*Stored data*:
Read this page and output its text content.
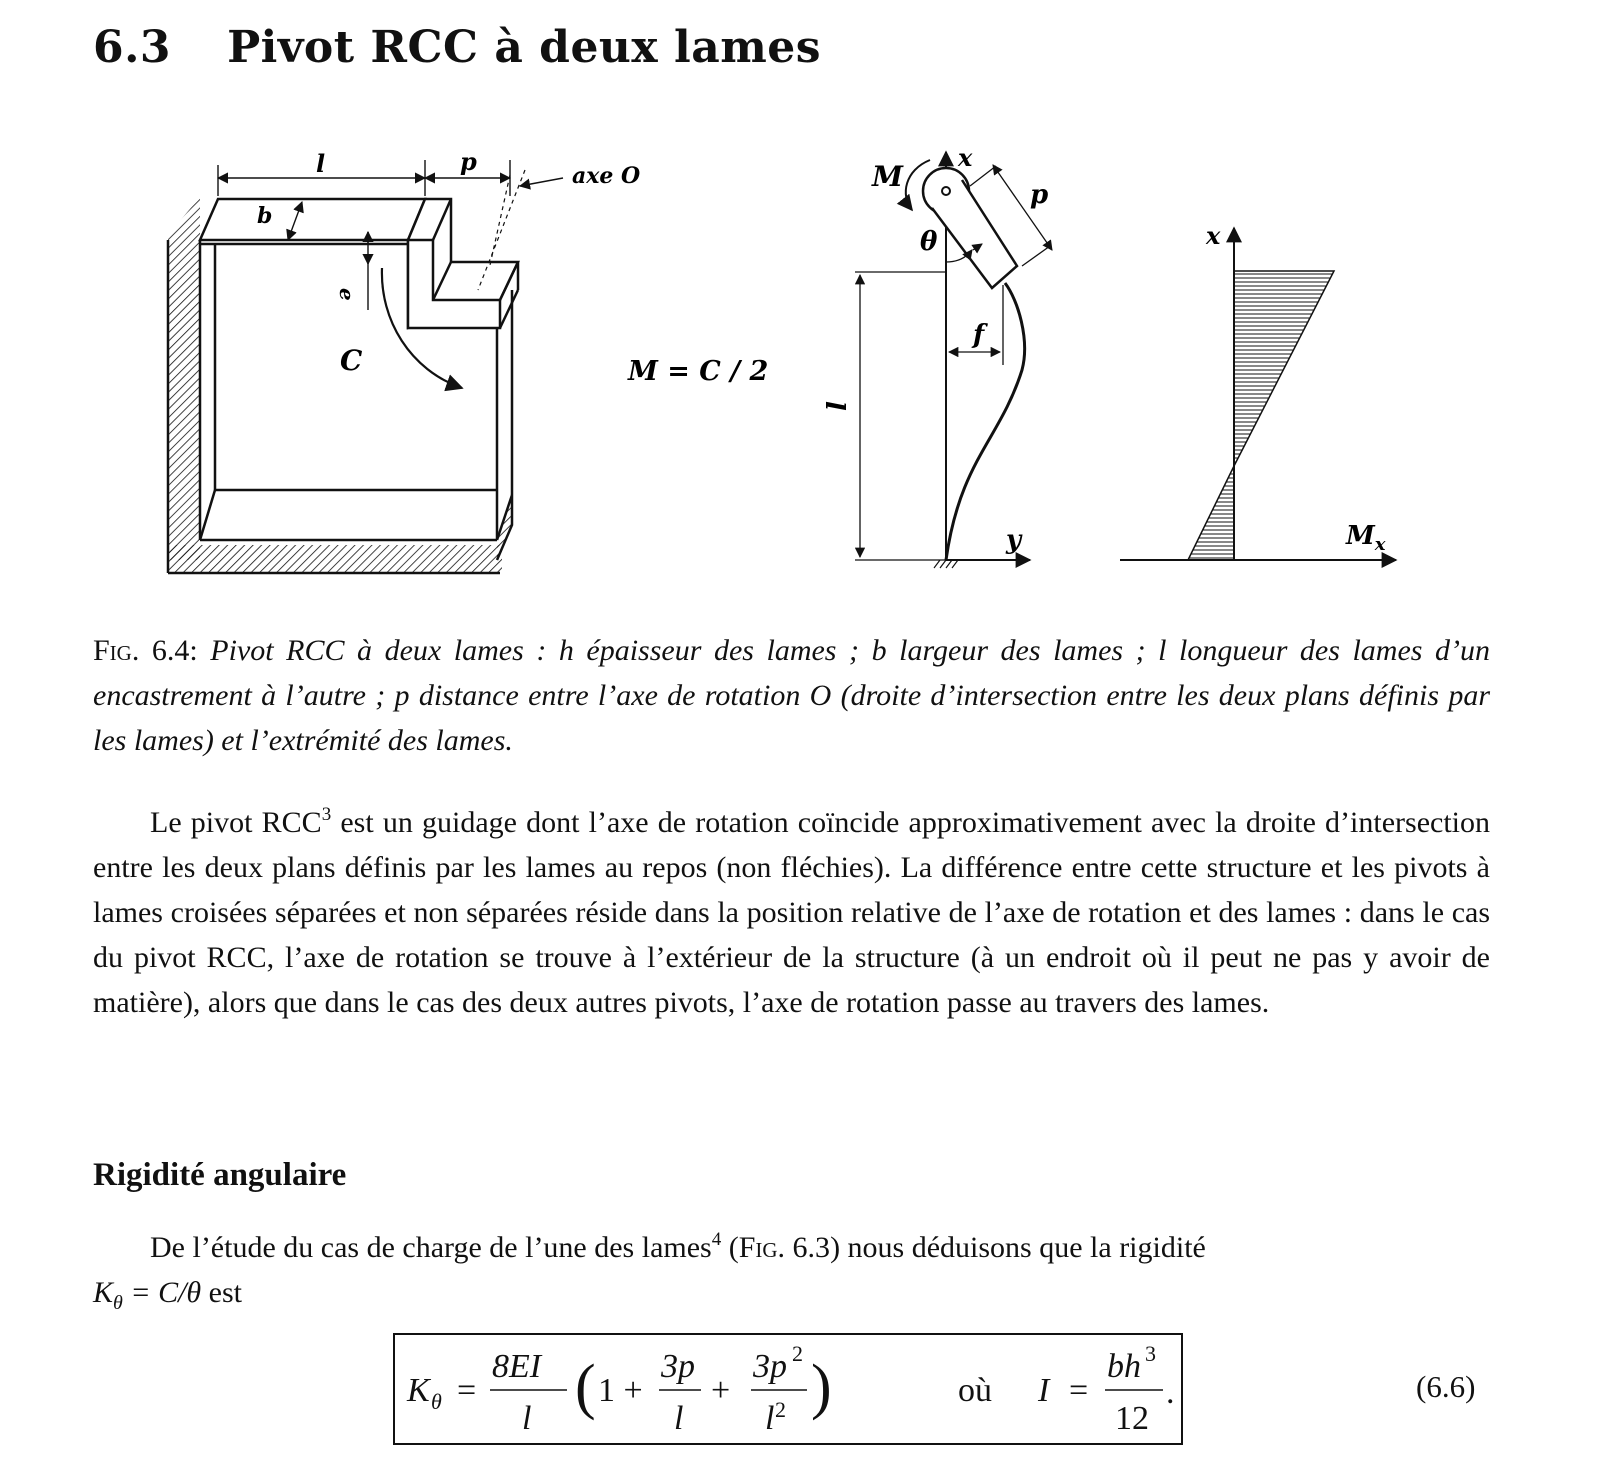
6.3 Pivot RCC à deux lames
l	p	axe O
b
e
C	M = C / 2
M
x
θ
p
f
l
y
x
$M_x$
Fig. 6.4: Pivot RCC à deux lames : h épaisseur des lames ; b largeur des lames ; l longueur des lames d’un encastrement à l’autre ; p distance entre l’axe de rotation O (droite d’intersection entre les deux plans définis par les lames) et l’extrémité des lames.
Le pivot RCC$^3$ est un guidage dont l’axe de rotation coïncide approximativement avec la droite d’intersection entre les deux plans définis par les lames au repos (non fléchies). La différence entre cette structure et les pivots à lames croisées séparées et non séparées réside dans la position relative de l’axe de rotation et des lames : dans le cas du pivot RCC, l’axe de rotation se trouve à l’extérieur de la structure (à un endroit où il peut ne pas y avoir de matière), alors que dans le cas des deux autres pivots, l’axe de rotation passe au travers des lames.
Rigidité angulaire
De l’étude du cas de charge de l’une des lames$^4$ (Fig. 6.3) nous déduisons que la rigidité
$K_\theta = C/\theta$ est
K θ =
8EI
l ( 1 +
3p
l
+
3p 2
l 2 )	où I =
bh 3
12
.	(6.6)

*What needs to be done*: Looking at the records above, count the lines where the word "intersection" appears. State only the number.

*Right answer*: 2